# WHAT YOU WILL DO:
Write out the data below in full, unchanged, minus the images.

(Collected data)
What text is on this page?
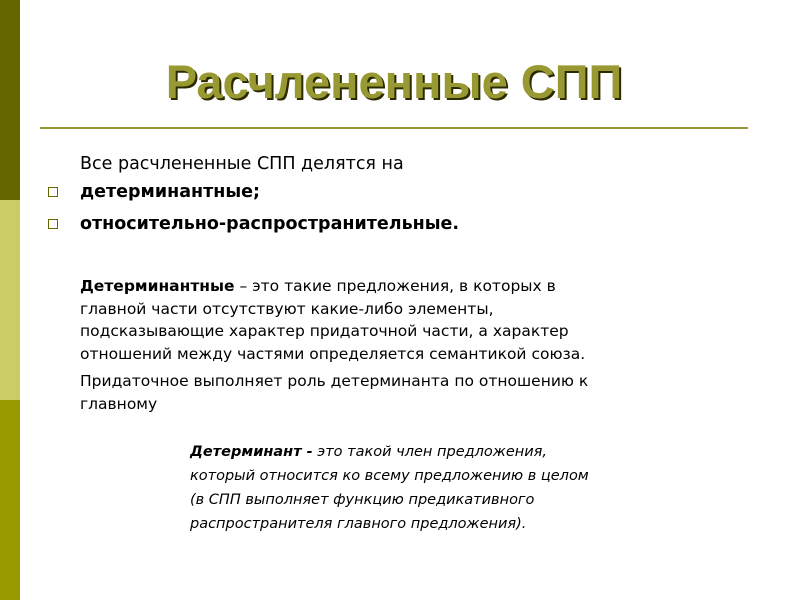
Расчлененные СПП
Все расчлененные СПП делятся на
детерминантные;
относительно-распространительные.
Детерминантные – это такие предложения, в которых в
главной части отсутствуют какие-либо элементы,
подсказывающие характер придаточной части, а характер
отношений между частями определяется семантикой союза.
Придаточное выполняет роль детерминанта по отношению к
главному
Детерминант - это такой член предложения,
который относится ко всему предложению в целом
(в СПП выполняет функцию предикативного
распространителя главного предложения).
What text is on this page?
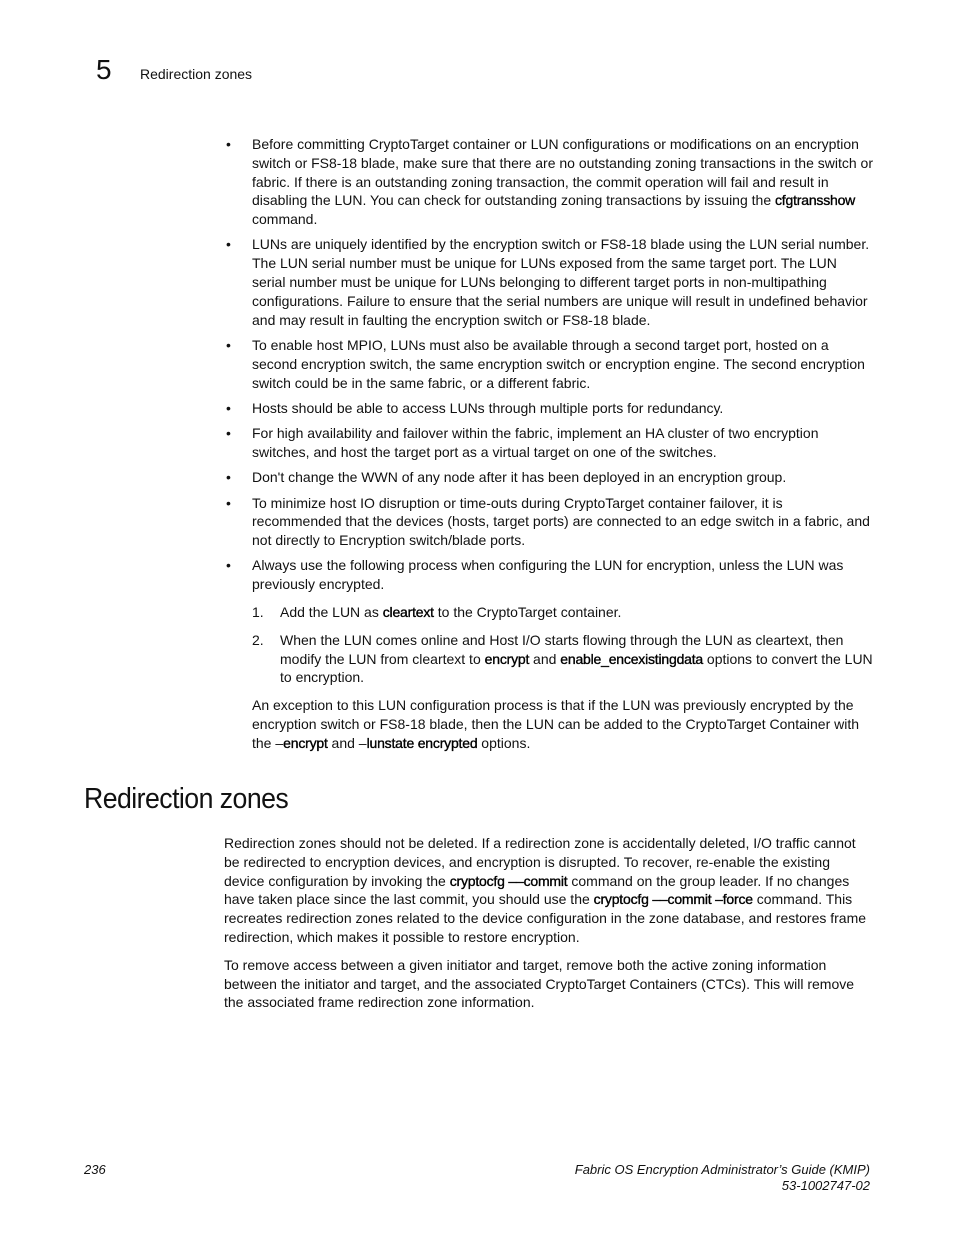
5 Redirection zones
• Before committing CryptoTarget container or LUN configurations or modifications on an encryption switch or FS8-18 blade, make sure that there are no outstanding zoning transactions in the switch or fabric. If there is an outstanding zoning transaction, the commit operation will fail and result in disabling the LUN. You can check for outstanding zoning transactions by issuing the cfgtransshow command.
• LUNs are uniquely identified by the encryption switch or FS8-18 blade using the LUN serial number. The LUN serial number must be unique for LUNs exposed from the same target port. The LUN serial number must be unique for LUNs belonging to different target ports in non-multipathing configurations. Failure to ensure that the serial numbers are unique will result in undefined behavior and may result in faulting the encryption switch or FS8-18 blade.
• To enable host MPIO, LUNs must also be available through a second target port, hosted on a second encryption switch, the same encryption switch or encryption engine. The second encryption switch could be in the same fabric, or a different fabric.
• Hosts should be able to access LUNs through multiple ports for redundancy.
• For high availability and failover within the fabric, implement an HA cluster of two encryption switches, and host the target port as a virtual target on one of the switches.
• Don't change the WWN of any node after it has been deployed in an encryption group.
• To minimize host IO disruption or time-outs during CryptoTarget container failover, it is recommended that the devices (hosts, target ports) are connected to an edge switch in a fabric, and not directly to Encryption switch/blade ports.
• Always use the following process when configuring the LUN for encryption, unless the LUN was previously encrypted.
1. Add the LUN as cleartext to the CryptoTarget container.
2. When the LUN comes online and Host I/O starts flowing through the LUN as cleartext, then modify the LUN from cleartext to encrypt and enable_encexistingdata options to convert the LUN to encryption.

An exception to this LUN configuration process is that if the LUN was previously encrypted by the encryption switch or FS8-18 blade, then the LUN can be added to the CryptoTarget Container with the –encrypt and –lunstate encrypted options.

Redirection zones

Redirection zones should not be deleted. If a redirection zone is accidentally deleted, I/O traffic cannot be redirected to encryption devices, and encryption is disrupted. To recover, re-enable the existing device configuration by invoking the cryptocfg ––commit command on the group leader. If no changes have taken place since the last commit, you should use the cryptocfg ––commit –force command. This recreates redirection zones related to the device configuration in the zone database, and restores frame redirection, which makes it possible to restore encryption.

To remove access between a given initiator and target, remove both the active zoning information between the initiator and target, and the associated CryptoTarget Containers (CTCs). This will remove the associated frame redirection zone information.

236	Fabric OS Encryption Administrator’s Guide (KMIP)
53-1002747-02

# RESPONSE TO THIS TASK:
What text is on this page?
Расчлененные СПП
Все расчлененные СПП делятся на
детерминантные;
относительно-распространительные.
Детерминантные – это такие предложения, в которых в
главной части отсутствуют какие-либо элементы,
подсказывающие характер придаточной части, а характер
отношений между частями определяется семантикой союза.
Придаточное выполняет роль детерминанта по отношению к
главному
Детерминант - это такой член предложения,
который относится ко всему предложению в целом
(в СПП выполняет функцию предикативного
распространителя главного предложения).
What text is on this page?
5 Redirection zones
• Before committing CryptoTarget container or LUN configurations or modifications on an encryption switch or FS8-18 blade, make sure that there are no outstanding zoning transactions in the switch or fabric. If there is an outstanding zoning transaction, the commit operation will fail and result in disabling the LUN. You can check for outstanding zoning transactions by issuing the cfgtransshow command.
• LUNs are uniquely identified by the encryption switch or FS8-18 blade using the LUN serial number. The LUN serial number must be unique for LUNs exposed from the same target port. The LUN serial number must be unique for LUNs belonging to different target ports in non-multipathing configurations. Failure to ensure that the serial numbers are unique will result in undefined behavior and may result in faulting the encryption switch or FS8-18 blade.
• To enable host MPIO, LUNs must also be available through a second target port, hosted on a second encryption switch, the same encryption switch or encryption engine. The second encryption switch could be in the same fabric, or a different fabric.
• Hosts should be able to access LUNs through multiple ports for redundancy.
• For high availability and failover within the fabric, implement an HA cluster of two encryption switches, and host the target port as a virtual target on one of the switches.
• Don't change the WWN of any node after it has been deployed in an encryption group.
• To minimize host IO disruption or time-outs during CryptoTarget container failover, it is recommended that the devices (hosts, target ports) are connected to an edge switch in a fabric, and not directly to Encryption switch/blade ports.
• Always use the following process when configuring the LUN for encryption, unless the LUN was previously encrypted.
1. Add the LUN as cleartext to the CryptoTarget container.
2. When the LUN comes online and Host I/O starts flowing through the LUN as cleartext, then modify the LUN from cleartext to encrypt and enable_encexistingdata options to convert the LUN to encryption.

An exception to this LUN configuration process is that if the LUN was previously encrypted by the encryption switch or FS8-18 blade, then the LUN can be added to the CryptoTarget Container with the –encrypt and –lunstate encrypted options.

Redirection zones

Redirection zones should not be deleted. If a redirection zone is accidentally deleted, I/O traffic cannot be redirected to encryption devices, and encryption is disrupted. To recover, re-enable the existing device configuration by invoking the cryptocfg ––commit command on the group leader. If no changes have taken place since the last commit, you should use the cryptocfg ––commit –force command. This recreates redirection zones related to the device configuration in the zone database, and restores frame redirection, which makes it possible to restore encryption.

To remove access between a given initiator and target, remove both the active zoning information between the initiator and target, and the associated CryptoTarget Containers (CTCs). This will remove the associated frame redirection zone information.

236	Fabric OS Encryption Administrator’s Guide (KMIP)
53-1002747-02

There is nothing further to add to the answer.